EXTRACTED DATA -
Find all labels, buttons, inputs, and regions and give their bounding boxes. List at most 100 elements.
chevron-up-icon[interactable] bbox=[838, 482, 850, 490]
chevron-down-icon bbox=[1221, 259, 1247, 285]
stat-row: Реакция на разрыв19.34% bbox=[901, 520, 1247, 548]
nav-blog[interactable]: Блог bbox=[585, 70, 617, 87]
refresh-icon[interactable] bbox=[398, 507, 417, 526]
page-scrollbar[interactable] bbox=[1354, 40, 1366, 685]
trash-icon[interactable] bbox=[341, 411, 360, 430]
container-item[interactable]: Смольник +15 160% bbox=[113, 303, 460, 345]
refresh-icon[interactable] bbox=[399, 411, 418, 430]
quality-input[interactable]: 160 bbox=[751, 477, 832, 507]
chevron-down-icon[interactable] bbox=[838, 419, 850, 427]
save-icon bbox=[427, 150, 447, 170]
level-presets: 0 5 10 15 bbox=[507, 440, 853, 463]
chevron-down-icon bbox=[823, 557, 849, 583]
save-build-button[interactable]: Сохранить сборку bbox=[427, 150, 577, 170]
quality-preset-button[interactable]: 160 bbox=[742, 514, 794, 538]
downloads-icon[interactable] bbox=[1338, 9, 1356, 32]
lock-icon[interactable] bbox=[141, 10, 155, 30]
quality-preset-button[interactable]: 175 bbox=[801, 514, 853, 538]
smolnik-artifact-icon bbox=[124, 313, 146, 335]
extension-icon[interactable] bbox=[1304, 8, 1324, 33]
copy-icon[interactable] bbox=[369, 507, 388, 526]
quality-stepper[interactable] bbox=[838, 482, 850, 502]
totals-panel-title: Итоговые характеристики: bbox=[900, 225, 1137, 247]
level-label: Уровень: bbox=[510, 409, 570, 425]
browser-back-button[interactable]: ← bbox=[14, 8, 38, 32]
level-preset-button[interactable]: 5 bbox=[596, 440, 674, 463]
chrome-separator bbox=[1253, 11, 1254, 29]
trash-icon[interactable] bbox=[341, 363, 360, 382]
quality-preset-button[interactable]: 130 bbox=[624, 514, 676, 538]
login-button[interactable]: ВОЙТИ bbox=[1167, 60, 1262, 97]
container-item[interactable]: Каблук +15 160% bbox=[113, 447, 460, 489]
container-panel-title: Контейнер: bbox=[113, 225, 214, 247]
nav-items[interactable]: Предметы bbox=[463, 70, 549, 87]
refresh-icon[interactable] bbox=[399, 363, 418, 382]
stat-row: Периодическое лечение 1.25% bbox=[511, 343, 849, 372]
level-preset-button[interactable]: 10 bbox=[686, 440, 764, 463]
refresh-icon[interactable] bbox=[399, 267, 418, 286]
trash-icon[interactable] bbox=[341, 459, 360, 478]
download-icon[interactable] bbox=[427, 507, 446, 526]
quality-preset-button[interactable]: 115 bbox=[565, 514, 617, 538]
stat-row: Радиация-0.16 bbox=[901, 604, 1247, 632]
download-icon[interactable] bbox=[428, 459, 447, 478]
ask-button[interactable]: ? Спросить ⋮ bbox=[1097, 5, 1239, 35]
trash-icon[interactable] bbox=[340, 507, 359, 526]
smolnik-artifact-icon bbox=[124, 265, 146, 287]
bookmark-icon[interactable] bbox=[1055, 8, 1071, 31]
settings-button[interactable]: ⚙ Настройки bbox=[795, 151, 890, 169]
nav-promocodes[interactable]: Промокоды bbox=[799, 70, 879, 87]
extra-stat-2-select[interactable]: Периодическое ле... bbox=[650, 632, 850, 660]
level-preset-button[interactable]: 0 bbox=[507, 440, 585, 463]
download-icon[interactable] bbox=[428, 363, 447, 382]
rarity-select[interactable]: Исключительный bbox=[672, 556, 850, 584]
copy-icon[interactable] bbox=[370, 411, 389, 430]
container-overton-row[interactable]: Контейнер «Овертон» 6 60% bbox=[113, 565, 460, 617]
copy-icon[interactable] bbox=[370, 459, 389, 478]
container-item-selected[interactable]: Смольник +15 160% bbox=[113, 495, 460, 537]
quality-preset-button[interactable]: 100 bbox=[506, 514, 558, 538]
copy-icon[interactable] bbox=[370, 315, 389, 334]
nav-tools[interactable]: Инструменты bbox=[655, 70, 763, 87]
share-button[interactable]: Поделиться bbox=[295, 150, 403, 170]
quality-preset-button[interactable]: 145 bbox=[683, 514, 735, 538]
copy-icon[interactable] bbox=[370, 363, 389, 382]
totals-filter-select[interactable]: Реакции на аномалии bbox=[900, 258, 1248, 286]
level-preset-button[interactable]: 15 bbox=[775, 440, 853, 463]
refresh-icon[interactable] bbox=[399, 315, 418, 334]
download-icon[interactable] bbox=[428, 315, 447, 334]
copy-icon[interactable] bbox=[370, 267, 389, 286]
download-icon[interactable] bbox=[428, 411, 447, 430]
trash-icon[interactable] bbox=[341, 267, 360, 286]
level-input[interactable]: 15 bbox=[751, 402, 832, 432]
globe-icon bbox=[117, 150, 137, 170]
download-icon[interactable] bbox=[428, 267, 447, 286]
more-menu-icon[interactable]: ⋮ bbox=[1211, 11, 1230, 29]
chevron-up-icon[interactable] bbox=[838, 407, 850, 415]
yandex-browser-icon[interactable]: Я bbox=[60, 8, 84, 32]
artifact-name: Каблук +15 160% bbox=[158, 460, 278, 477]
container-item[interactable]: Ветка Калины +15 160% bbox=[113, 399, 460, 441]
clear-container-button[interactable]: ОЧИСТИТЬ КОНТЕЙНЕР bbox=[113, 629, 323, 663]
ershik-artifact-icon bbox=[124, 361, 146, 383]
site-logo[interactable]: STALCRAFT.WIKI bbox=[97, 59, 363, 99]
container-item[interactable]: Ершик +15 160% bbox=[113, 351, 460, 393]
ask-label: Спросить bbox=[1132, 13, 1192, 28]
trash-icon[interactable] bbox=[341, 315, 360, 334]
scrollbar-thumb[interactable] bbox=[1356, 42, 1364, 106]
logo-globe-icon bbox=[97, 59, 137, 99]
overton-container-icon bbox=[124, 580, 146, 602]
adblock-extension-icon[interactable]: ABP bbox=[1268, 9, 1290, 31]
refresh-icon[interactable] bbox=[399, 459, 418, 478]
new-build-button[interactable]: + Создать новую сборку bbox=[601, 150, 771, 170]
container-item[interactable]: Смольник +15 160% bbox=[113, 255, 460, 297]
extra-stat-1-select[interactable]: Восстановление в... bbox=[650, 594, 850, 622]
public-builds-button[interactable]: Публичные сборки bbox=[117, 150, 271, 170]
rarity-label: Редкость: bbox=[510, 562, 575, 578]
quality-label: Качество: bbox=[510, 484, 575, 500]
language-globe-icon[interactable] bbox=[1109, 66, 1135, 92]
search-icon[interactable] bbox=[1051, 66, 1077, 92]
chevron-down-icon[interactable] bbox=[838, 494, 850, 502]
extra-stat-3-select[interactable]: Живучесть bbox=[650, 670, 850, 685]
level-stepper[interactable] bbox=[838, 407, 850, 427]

TO BE DONE -
Reproduce these lines verbatim.

IN RESPONSE -
Find all labels, buttons, inputs, and regions and give their bounding boxes. List at most 100 elements.
chevron-up-icon[interactable] bbox=[838, 482, 850, 490]
chevron-down-icon bbox=[1221, 259, 1247, 285]
stat-row: Реакция на разрыв19.34% bbox=[901, 520, 1247, 548]
nav-blog[interactable]: Блог bbox=[585, 70, 617, 87]
refresh-icon[interactable] bbox=[398, 507, 417, 526]
page-scrollbar[interactable] bbox=[1354, 40, 1366, 685]
trash-icon[interactable] bbox=[341, 411, 360, 430]
container-item[interactable]: Смольник +15 160% bbox=[113, 303, 460, 345]
refresh-icon[interactable] bbox=[399, 411, 418, 430]
quality-input[interactable]: 160 bbox=[751, 477, 832, 507]
chevron-down-icon[interactable] bbox=[838, 419, 850, 427]
save-icon bbox=[427, 150, 447, 170]
level-presets: 0 5 10 15 bbox=[507, 440, 853, 463]
chevron-down-icon bbox=[823, 557, 849, 583]
save-build-button[interactable]: Сохранить сборку bbox=[427, 150, 577, 170]
quality-preset-button[interactable]: 160 bbox=[742, 514, 794, 538]
downloads-icon[interactable] bbox=[1338, 9, 1356, 32]
lock-icon[interactable] bbox=[141, 10, 155, 30]
quality-preset-button[interactable]: 175 bbox=[801, 514, 853, 538]
smolnik-artifact-icon bbox=[124, 313, 146, 335]
extension-icon[interactable] bbox=[1304, 8, 1324, 33]
copy-icon[interactable] bbox=[369, 507, 388, 526]
quality-stepper[interactable] bbox=[838, 482, 850, 502]
totals-panel-title: Итоговые характеристики: bbox=[900, 225, 1137, 247]
level-label: Уровень: bbox=[510, 409, 570, 425]
browser-back-button[interactable]: ← bbox=[14, 8, 38, 32]
level-preset-button[interactable]: 5 bbox=[596, 440, 674, 463]
chrome-separator bbox=[1253, 11, 1254, 29]
trash-icon[interactable] bbox=[341, 363, 360, 382]
quality-preset-button[interactable]: 130 bbox=[624, 514, 676, 538]
login-button[interactable]: ВОЙТИ bbox=[1167, 60, 1262, 97]
container-item[interactable]: Каблук +15 160% bbox=[113, 447, 460, 489]
container-panel-title: Контейнер: bbox=[113, 225, 214, 247]
nav-items[interactable]: Предметы bbox=[463, 70, 549, 87]
refresh-icon[interactable] bbox=[399, 363, 418, 382]
stat-row: Периодическое лечение 1.25% bbox=[511, 343, 849, 372]
level-preset-button[interactable]: 10 bbox=[686, 440, 764, 463]
refresh-icon[interactable] bbox=[399, 267, 418, 286]
trash-icon[interactable] bbox=[341, 459, 360, 478]
download-icon[interactable] bbox=[427, 507, 446, 526]
quality-preset-button[interactable]: 115 bbox=[565, 514, 617, 538]
stat-row: Радиация-0.16 bbox=[901, 604, 1247, 632]
download-icon[interactable] bbox=[428, 459, 447, 478]
ask-button[interactable]: ? Спросить ⋮ bbox=[1097, 5, 1239, 35]
trash-icon[interactable] bbox=[340, 507, 359, 526]
smolnik-artifact-icon bbox=[124, 265, 146, 287]
bookmark-icon[interactable] bbox=[1055, 8, 1071, 31]
settings-button[interactable]: ⚙ Настройки bbox=[795, 151, 890, 169]
nav-promocodes[interactable]: Промокоды bbox=[799, 70, 879, 87]
extra-stat-2-select[interactable]: Периодическое ле... bbox=[650, 632, 850, 660]
level-preset-button[interactable]: 0 bbox=[507, 440, 585, 463]
download-icon[interactable] bbox=[428, 363, 447, 382]
rarity-select[interactable]: Исключительный bbox=[672, 556, 850, 584]
copy-icon[interactable] bbox=[370, 411, 389, 430]
container-overton-row[interactable]: Контейнер «Овертон» 6 60% bbox=[113, 565, 460, 617]
copy-icon[interactable] bbox=[370, 459, 389, 478]
container-item-selected[interactable]: Смольник +15 160% bbox=[113, 495, 460, 537]
quality-preset-button[interactable]: 100 bbox=[506, 514, 558, 538]
copy-icon[interactable] bbox=[370, 315, 389, 334]
nav-tools[interactable]: Инструменты bbox=[655, 70, 763, 87]
share-button[interactable]: Поделиться bbox=[295, 150, 403, 170]
quality-preset-button[interactable]: 145 bbox=[683, 514, 735, 538]
copy-icon[interactable] bbox=[370, 363, 389, 382]
totals-filter-select[interactable]: Реакции на аномалии bbox=[900, 258, 1248, 286]
level-preset-button[interactable]: 15 bbox=[775, 440, 853, 463]
refresh-icon[interactable] bbox=[399, 315, 418, 334]
download-icon[interactable] bbox=[428, 315, 447, 334]
copy-icon[interactable] bbox=[370, 267, 389, 286]
download-icon[interactable] bbox=[428, 411, 447, 430]
trash-icon[interactable] bbox=[341, 267, 360, 286]
level-input[interactable]: 15 bbox=[751, 402, 832, 432]
globe-icon bbox=[117, 150, 137, 170]
download-icon[interactable] bbox=[428, 267, 447, 286]
more-menu-icon[interactable]: ⋮ bbox=[1211, 11, 1230, 29]
chevron-up-icon[interactable] bbox=[838, 407, 850, 415]
yandex-browser-icon[interactable]: Я bbox=[60, 8, 84, 32]
artifact-name: Каблук +15 160% bbox=[158, 460, 278, 477]
container-item[interactable]: Ветка Калины +15 160% bbox=[113, 399, 460, 441]
clear-container-button[interactable]: ОЧИСТИТЬ КОНТЕЙНЕР bbox=[113, 629, 323, 663]
ershik-artifact-icon bbox=[124, 361, 146, 383]
site-logo[interactable]: STALCRAFT.WIKI bbox=[97, 59, 363, 99]
container-item[interactable]: Ершик +15 160% bbox=[113, 351, 460, 393]
ask-label: Спросить bbox=[1132, 13, 1192, 28]
trash-icon[interactable] bbox=[341, 315, 360, 334]
scrollbar-thumb[interactable] bbox=[1356, 42, 1364, 106]
logo-globe-icon bbox=[97, 59, 137, 99]
overton-container-icon bbox=[124, 580, 146, 602]
adblock-extension-icon[interactable]: ABP bbox=[1268, 9, 1290, 31]
refresh-icon[interactable] bbox=[399, 459, 418, 478]
new-build-button[interactable]: + Создать новую сборку bbox=[601, 150, 771, 170]
container-item[interactable]: Смольник +15 160% bbox=[113, 255, 460, 297]
extra-stat-1-select[interactable]: Восстановление в... bbox=[650, 594, 850, 622]
public-builds-button[interactable]: Публичные сборки bbox=[117, 150, 271, 170]
rarity-label: Редкость: bbox=[510, 562, 575, 578]
quality-label: Качество: bbox=[510, 484, 575, 500]
language-globe-icon[interactable] bbox=[1109, 66, 1135, 92]
search-icon[interactable] bbox=[1051, 66, 1077, 92]
chevron-down-icon[interactable] bbox=[838, 494, 850, 502]
extra-stat-3-select[interactable]: Живучесть bbox=[650, 670, 850, 685]
level-stepper[interactable] bbox=[838, 407, 850, 427]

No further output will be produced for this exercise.